▶ _RECORD SET_
---+---

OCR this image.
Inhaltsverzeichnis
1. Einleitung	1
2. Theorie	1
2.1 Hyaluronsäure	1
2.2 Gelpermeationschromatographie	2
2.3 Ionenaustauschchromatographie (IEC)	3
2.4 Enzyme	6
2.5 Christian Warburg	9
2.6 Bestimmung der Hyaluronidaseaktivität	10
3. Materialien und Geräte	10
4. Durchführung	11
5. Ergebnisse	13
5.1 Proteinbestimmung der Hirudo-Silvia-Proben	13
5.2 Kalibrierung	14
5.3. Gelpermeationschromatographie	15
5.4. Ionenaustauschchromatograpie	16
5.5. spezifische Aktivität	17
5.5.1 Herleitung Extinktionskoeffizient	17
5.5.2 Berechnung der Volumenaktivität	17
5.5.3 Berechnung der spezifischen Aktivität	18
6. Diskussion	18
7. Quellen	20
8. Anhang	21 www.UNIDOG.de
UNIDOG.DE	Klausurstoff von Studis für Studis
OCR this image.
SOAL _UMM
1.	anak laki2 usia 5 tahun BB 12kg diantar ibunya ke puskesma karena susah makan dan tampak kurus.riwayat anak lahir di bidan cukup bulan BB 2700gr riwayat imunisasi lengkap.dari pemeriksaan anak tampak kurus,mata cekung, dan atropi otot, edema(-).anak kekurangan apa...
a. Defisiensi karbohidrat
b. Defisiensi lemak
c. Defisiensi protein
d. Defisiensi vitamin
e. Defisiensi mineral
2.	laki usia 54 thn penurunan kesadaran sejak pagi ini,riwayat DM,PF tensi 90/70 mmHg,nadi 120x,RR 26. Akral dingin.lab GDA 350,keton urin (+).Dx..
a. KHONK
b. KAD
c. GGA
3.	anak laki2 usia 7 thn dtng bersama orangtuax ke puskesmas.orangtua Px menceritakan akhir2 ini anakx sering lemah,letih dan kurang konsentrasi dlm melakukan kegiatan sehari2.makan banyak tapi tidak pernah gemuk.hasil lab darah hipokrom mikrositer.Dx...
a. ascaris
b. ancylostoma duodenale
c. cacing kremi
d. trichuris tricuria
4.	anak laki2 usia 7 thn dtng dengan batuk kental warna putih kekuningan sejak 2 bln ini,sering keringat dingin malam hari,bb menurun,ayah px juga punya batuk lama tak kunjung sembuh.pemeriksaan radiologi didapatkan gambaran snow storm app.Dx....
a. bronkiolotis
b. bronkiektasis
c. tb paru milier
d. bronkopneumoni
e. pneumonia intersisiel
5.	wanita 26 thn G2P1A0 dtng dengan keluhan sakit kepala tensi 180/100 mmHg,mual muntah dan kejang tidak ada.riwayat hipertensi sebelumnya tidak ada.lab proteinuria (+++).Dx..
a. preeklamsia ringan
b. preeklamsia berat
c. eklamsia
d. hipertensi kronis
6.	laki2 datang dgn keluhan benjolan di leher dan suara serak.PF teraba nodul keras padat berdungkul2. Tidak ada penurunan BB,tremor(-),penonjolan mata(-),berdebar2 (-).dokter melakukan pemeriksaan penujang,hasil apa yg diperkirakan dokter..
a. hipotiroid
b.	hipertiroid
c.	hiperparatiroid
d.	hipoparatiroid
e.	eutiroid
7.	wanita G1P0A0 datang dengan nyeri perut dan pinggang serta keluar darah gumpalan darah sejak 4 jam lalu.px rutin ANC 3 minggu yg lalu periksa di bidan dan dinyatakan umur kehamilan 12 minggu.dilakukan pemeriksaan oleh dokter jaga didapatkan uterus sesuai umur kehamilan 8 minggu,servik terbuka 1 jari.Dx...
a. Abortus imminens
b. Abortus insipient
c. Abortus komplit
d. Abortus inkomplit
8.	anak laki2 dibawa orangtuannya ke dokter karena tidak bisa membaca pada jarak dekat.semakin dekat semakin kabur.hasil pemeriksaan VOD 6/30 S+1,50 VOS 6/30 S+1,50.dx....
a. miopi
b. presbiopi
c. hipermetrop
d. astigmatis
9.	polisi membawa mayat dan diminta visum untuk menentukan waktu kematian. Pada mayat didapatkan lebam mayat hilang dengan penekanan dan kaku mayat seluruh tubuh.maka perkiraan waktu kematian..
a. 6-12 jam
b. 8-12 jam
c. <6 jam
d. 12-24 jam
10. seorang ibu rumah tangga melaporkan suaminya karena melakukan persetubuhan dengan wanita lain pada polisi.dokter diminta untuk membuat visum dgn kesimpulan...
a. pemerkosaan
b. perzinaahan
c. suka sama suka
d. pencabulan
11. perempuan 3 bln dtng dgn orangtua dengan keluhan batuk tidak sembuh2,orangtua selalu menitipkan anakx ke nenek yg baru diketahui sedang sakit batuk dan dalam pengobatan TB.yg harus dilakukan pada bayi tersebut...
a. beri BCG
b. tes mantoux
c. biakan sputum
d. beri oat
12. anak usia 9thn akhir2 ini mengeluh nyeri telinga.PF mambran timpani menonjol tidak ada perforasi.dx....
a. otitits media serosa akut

---+---

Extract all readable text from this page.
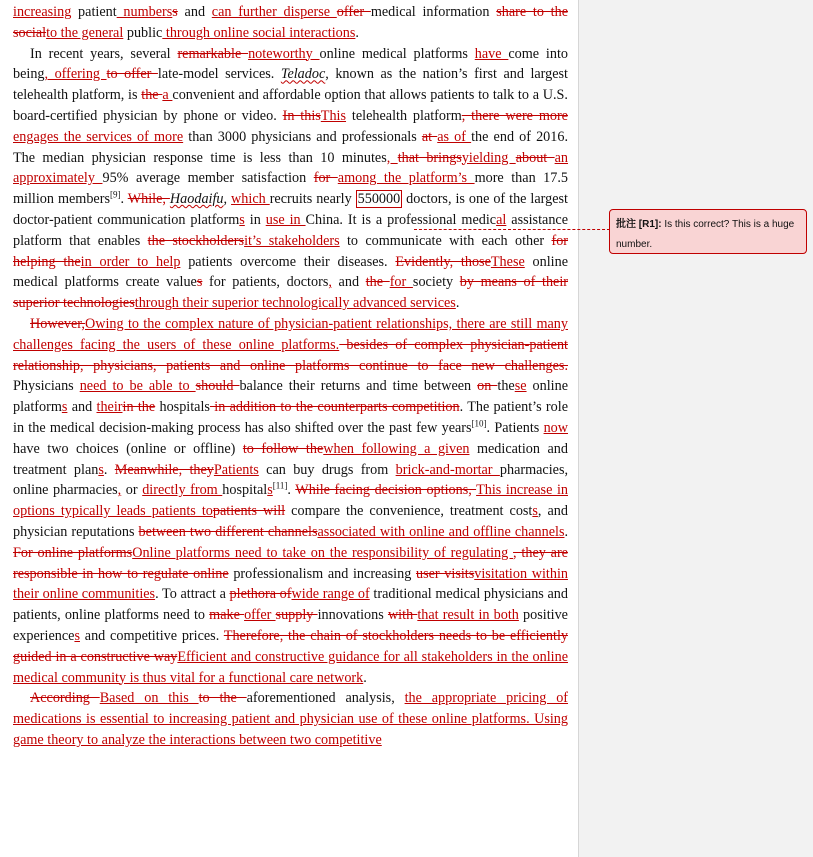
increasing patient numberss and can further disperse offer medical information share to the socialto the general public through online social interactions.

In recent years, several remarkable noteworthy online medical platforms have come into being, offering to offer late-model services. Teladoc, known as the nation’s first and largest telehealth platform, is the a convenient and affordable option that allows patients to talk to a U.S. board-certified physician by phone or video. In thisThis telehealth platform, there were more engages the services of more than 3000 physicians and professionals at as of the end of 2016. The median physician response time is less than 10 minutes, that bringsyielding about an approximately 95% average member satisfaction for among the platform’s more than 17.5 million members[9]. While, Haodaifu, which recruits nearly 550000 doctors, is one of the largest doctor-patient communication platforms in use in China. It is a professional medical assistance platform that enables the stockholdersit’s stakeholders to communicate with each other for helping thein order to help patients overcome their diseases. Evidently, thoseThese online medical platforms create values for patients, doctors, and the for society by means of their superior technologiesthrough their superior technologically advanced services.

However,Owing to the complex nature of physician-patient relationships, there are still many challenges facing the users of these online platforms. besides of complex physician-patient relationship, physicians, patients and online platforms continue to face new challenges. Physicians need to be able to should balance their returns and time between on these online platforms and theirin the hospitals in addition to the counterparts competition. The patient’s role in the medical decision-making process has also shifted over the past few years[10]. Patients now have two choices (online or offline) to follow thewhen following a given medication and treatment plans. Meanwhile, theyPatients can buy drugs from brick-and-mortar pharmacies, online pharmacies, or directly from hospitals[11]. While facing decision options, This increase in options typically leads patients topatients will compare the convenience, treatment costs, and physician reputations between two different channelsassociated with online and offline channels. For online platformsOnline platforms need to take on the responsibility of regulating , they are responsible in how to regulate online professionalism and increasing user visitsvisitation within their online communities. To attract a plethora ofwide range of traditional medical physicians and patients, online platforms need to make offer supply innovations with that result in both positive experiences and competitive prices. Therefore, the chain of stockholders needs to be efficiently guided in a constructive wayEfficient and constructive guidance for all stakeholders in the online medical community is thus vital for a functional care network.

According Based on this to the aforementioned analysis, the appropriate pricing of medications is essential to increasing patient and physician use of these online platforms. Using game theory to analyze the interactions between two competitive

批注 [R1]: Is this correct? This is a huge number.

---+---

▶ _YOUR OBJECTIVE_
Scan the entries above and copy each line where "Gelpermeationschromatographie" occurs.

▶ _WORKED SOLUTION_
2.2 Gelpermeationschromatographie	2
5.3. Gelpermeationschromatographie	15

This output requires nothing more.